### [STATED GOAL]
Bring together all lines of the material below that contain the string "title".
◆ ◆ ◆ ◆
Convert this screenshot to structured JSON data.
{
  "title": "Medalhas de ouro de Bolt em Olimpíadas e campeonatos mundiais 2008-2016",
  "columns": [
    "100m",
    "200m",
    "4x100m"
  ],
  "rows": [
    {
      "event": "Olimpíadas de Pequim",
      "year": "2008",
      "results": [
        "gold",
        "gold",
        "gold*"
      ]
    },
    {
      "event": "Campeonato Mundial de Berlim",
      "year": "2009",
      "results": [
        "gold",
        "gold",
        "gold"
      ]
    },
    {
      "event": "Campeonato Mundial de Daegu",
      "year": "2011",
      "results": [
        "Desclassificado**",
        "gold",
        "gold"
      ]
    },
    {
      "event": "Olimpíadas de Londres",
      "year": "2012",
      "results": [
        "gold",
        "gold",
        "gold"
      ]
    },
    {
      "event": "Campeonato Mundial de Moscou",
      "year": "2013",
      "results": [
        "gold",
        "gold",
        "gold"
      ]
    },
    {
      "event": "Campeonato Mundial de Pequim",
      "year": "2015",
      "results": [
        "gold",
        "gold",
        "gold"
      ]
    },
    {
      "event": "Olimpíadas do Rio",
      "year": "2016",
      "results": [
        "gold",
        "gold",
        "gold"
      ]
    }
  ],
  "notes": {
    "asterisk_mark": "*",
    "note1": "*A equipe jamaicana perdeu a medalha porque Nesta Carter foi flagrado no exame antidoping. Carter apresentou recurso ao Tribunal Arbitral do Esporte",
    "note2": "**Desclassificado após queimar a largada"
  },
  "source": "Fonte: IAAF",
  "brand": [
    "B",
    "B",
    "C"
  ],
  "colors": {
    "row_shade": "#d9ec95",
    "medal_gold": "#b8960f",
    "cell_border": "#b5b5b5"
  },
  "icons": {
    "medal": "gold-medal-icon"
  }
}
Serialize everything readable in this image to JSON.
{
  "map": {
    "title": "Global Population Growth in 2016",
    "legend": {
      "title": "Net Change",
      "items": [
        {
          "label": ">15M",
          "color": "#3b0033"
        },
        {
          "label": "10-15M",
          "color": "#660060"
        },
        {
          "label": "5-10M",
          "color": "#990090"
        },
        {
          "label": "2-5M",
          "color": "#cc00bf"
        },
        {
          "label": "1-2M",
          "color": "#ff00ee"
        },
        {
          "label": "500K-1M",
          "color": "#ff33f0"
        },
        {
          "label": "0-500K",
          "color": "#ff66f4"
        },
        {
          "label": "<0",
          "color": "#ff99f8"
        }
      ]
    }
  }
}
◆ ◆ ◆ ◆
### [OUTPUT]
  "title": "Medalhas de ouro de Bolt em Olimpíadas e campeonatos mundiais 2008-2016",
    "title": "Global Population Growth in 2016",
      "title": "Net Change",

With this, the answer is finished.